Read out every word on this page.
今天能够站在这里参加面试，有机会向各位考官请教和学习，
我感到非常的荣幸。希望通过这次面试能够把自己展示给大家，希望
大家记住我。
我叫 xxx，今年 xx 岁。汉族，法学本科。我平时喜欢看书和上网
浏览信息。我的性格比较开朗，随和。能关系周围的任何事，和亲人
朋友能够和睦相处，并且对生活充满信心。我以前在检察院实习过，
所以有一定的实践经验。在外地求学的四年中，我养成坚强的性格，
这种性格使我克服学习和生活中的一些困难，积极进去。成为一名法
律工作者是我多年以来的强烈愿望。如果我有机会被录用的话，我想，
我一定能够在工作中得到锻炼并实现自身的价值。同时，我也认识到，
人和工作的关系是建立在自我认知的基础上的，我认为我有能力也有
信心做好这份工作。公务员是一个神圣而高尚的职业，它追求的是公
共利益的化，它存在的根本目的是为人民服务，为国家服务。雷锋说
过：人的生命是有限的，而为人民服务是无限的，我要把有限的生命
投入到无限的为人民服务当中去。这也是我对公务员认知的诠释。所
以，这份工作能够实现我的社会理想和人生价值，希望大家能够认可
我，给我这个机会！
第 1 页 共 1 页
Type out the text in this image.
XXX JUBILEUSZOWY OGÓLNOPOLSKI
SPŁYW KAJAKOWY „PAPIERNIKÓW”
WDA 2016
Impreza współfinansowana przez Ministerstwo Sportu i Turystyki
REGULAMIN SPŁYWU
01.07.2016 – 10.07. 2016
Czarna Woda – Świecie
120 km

■ **What you will do**:
Count each line of the entries that holds the word "this", then state the total and nothing more.

■ **Exercise response**:
2